§ **Data supplied**
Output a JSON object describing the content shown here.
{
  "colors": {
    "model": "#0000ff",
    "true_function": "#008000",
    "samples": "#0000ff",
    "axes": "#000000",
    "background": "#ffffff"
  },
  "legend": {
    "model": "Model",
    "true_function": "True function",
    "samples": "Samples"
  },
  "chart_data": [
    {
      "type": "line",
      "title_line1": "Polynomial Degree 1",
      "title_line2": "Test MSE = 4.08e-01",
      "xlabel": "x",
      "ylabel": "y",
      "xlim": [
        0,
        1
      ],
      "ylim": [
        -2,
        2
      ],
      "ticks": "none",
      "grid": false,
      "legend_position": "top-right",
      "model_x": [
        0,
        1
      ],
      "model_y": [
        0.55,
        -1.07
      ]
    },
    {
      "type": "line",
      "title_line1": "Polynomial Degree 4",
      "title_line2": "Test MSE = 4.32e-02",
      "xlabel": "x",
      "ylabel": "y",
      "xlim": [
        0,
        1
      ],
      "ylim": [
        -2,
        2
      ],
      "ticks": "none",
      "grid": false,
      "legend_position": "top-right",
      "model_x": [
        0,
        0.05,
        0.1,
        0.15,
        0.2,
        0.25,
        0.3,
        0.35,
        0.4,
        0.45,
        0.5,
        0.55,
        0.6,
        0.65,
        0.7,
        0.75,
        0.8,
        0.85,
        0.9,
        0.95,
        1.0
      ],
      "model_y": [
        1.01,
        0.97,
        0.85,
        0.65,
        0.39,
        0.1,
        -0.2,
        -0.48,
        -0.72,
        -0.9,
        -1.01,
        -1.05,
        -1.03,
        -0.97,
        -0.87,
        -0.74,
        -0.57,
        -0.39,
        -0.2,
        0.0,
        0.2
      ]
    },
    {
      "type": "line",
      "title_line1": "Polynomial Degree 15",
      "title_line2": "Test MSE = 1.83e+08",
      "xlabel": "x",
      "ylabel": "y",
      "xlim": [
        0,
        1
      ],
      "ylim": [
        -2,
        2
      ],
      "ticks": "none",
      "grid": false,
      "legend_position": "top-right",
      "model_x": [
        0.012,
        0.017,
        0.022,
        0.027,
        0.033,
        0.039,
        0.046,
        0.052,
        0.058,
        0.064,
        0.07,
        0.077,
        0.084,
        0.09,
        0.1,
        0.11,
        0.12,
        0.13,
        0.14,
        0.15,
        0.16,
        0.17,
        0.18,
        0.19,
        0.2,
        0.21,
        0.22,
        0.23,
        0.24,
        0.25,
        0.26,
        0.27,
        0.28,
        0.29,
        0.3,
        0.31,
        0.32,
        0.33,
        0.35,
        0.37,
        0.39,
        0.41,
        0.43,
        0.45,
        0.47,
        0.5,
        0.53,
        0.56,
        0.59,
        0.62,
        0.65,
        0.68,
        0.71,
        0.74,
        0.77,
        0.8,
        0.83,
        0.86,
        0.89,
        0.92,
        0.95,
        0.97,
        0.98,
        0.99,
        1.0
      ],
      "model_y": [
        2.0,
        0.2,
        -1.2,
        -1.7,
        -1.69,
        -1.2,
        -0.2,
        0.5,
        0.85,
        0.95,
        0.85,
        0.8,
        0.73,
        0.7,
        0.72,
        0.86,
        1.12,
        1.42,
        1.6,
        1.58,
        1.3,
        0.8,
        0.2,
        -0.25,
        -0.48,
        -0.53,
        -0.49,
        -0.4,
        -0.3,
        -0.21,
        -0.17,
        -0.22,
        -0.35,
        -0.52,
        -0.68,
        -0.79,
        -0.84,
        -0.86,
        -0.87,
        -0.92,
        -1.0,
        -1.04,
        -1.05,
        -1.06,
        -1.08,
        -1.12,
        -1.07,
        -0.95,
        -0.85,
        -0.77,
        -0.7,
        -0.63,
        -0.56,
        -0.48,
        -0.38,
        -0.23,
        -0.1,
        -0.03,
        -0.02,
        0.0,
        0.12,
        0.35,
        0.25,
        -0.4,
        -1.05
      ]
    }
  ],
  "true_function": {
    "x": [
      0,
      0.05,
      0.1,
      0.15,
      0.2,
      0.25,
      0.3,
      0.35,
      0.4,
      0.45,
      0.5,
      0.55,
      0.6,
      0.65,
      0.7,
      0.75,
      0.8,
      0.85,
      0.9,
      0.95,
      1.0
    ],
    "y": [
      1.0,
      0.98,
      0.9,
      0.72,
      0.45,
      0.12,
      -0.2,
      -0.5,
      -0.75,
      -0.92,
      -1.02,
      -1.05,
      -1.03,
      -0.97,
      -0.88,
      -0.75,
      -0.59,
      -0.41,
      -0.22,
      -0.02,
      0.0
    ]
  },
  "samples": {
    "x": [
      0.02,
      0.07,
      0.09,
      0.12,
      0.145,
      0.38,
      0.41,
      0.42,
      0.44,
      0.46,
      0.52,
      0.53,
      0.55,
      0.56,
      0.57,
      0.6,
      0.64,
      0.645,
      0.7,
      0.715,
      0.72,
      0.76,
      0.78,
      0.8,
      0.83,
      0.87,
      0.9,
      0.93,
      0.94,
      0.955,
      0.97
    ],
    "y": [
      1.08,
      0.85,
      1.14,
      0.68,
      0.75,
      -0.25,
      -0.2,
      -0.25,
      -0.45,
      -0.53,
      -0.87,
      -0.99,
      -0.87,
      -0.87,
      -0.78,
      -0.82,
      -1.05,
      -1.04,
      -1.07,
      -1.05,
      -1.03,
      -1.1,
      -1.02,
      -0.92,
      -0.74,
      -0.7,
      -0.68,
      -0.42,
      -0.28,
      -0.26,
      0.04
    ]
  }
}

§ **Problem to work on**
Repeat each entry word for word.

§ **Result**
Output a JSON object describing the content shown here.
{
  "colors": {
    "model": "#0000ff",
    "true_function": "#008000",
    "samples": "#0000ff",
    "axes": "#000000",
    "background": "#ffffff"
  },
  "legend": {
    "model": "Model",
    "true_function": "True function",
    "samples": "Samples"
  },
  "chart_data": [
    {
      "type": "line",
      "title_line1": "Polynomial Degree 1",
      "title_line2": "Test MSE = 4.08e-01",
      "xlabel": "x",
      "ylabel": "y",
      "xlim": [
        0,
        1
      ],
      "ylim": [
        -2,
        2
      ],
      "ticks": "none",
      "grid": false,
      "legend_position": "top-right",
      "model_x": [
        0,
        1
      ],
      "model_y": [
        0.55,
        -1.07
      ]
    },
    {
      "type": "line",
      "title_line1": "Polynomial Degree 4",
      "title_line2": "Test MSE = 4.32e-02",
      "xlabel": "x",
      "ylabel": "y",
      "xlim": [
        0,
        1
      ],
      "ylim": [
        -2,
        2
      ],
      "ticks": "none",
      "grid": false,
      "legend_position": "top-right",
      "model_x": [
        0,
        0.05,
        0.1,
        0.15,
        0.2,
        0.25,
        0.3,
        0.35,
        0.4,
        0.45,
        0.5,
        0.55,
        0.6,
        0.65,
        0.7,
        0.75,
        0.8,
        0.85,
        0.9,
        0.95,
        1.0
      ],
      "model_y": [
        1.01,
        0.97,
        0.85,
        0.65,
        0.39,
        0.1,
        -0.2,
        -0.48,
        -0.72,
        -0.9,
        -1.01,
        -1.05,
        -1.03,
        -0.97,
        -0.87,
        -0.74,
        -0.57,
        -0.39,
        -0.2,
        0.0,
        0.2
      ]
    },
    {
      "type": "line",
      "title_line1": "Polynomial Degree 15",
      "title_line2": "Test MSE = 1.83e+08",
      "xlabel": "x",
      "ylabel": "y",
      "xlim": [
        0,
        1
      ],
      "ylim": [
        -2,
        2
      ],
      "ticks": "none",
      "grid": false,
      "legend_position": "top-right",
      "model_x": [
        0.012,
        0.017,
        0.022,
        0.027,
        0.033,
        0.039,
        0.046,
        0.052,
        0.058,
        0.064,
        0.07,
        0.077,
        0.084,
        0.09,
        0.1,
        0.11,
        0.12,
        0.13,
        0.14,
        0.15,
        0.16,
        0.17,
        0.18,
        0.19,
        0.2,
        0.21,
        0.22,
        0.23,
        0.24,
        0.25,
        0.26,
        0.27,
        0.28,
        0.29,
        0.3,
        0.31,
        0.32,
        0.33,
        0.35,
        0.37,
        0.39,
        0.41,
        0.43,
        0.45,
        0.47,
        0.5,
        0.53,
        0.56,
        0.59,
        0.62,
        0.65,
        0.68,
        0.71,
        0.74,
        0.77,
        0.8,
        0.83,
        0.86,
        0.89,
        0.92,
        0.95,
        0.97,
        0.98,
        0.99,
        1.0
      ],
      "model_y": [
        2.0,
        0.2,
        -1.2,
        -1.7,
        -1.69,
        -1.2,
        -0.2,
        0.5,
        0.85,
        0.95,
        0.85,
        0.8,
        0.73,
        0.7,
        0.72,
        0.86,
        1.12,
        1.42,
        1.6,
        1.58,
        1.3,
        0.8,
        0.2,
        -0.25,
        -0.48,
        -0.53,
        -0.49,
        -0.4,
        -0.3,
        -0.21,
        -0.17,
        -0.22,
        -0.35,
        -0.52,
        -0.68,
        -0.79,
        -0.84,
        -0.86,
        -0.87,
        -0.92,
        -1.0,
        -1.04,
        -1.05,
        -1.06,
        -1.08,
        -1.12,
        -1.07,
        -0.95,
        -0.85,
        -0.77,
        -0.7,
        -0.63,
        -0.56,
        -0.48,
        -0.38,
        -0.23,
        -0.1,
        -0.03,
        -0.02,
        0.0,
        0.12,
        0.35,
        0.25,
        -0.4,
        -1.05
      ]
    }
  ],
  "true_function": {
    "x": [
      0,
      0.05,
      0.1,
      0.15,
      0.2,
      0.25,
      0.3,
      0.35,
      0.4,
      0.45,
      0.5,
      0.55,
      0.6,
      0.65,
      0.7,
      0.75,
      0.8,
      0.85,
      0.9,
      0.95,
      1.0
    ],
    "y": [
      1.0,
      0.98,
      0.9,
      0.72,
      0.45,
      0.12,
      -0.2,
      -0.5,
      -0.75,
      -0.92,
      -1.02,
      -1.05,
      -1.03,
      -0.97,
      -0.88,
      -0.75,
      -0.59,
      -0.41,
      -0.22,
      -0.02,
      0.0
    ]
  },
  "samples": {
    "x": [
      0.02,
      0.07,
      0.09,
      0.12,
      0.145,
      0.38,
      0.41,
      0.42,
      0.44,
      0.46,
      0.52,
      0.53,
      0.55,
      0.56,
      0.57,
      0.6,
      0.64,
      0.645,
      0.7,
      0.715,
      0.72,
      0.76,
      0.78,
      0.8,
      0.83,
      0.87,
      0.9,
      0.93,
      0.94,
      0.955,
      0.97
    ],
    "y": [
      1.08,
      0.85,
      1.14,
      0.68,
      0.75,
      -0.25,
      -0.2,
      -0.25,
      -0.45,
      -0.53,
      -0.87,
      -0.99,
      -0.87,
      -0.87,
      -0.78,
      -0.82,
      -1.05,
      -1.04,
      -1.07,
      -1.05,
      -1.03,
      -1.1,
      -1.02,
      -0.92,
      -0.74,
      -0.7,
      -0.68,
      -0.42,
      -0.28,
      -0.26,
      0.04
    ]
  }
}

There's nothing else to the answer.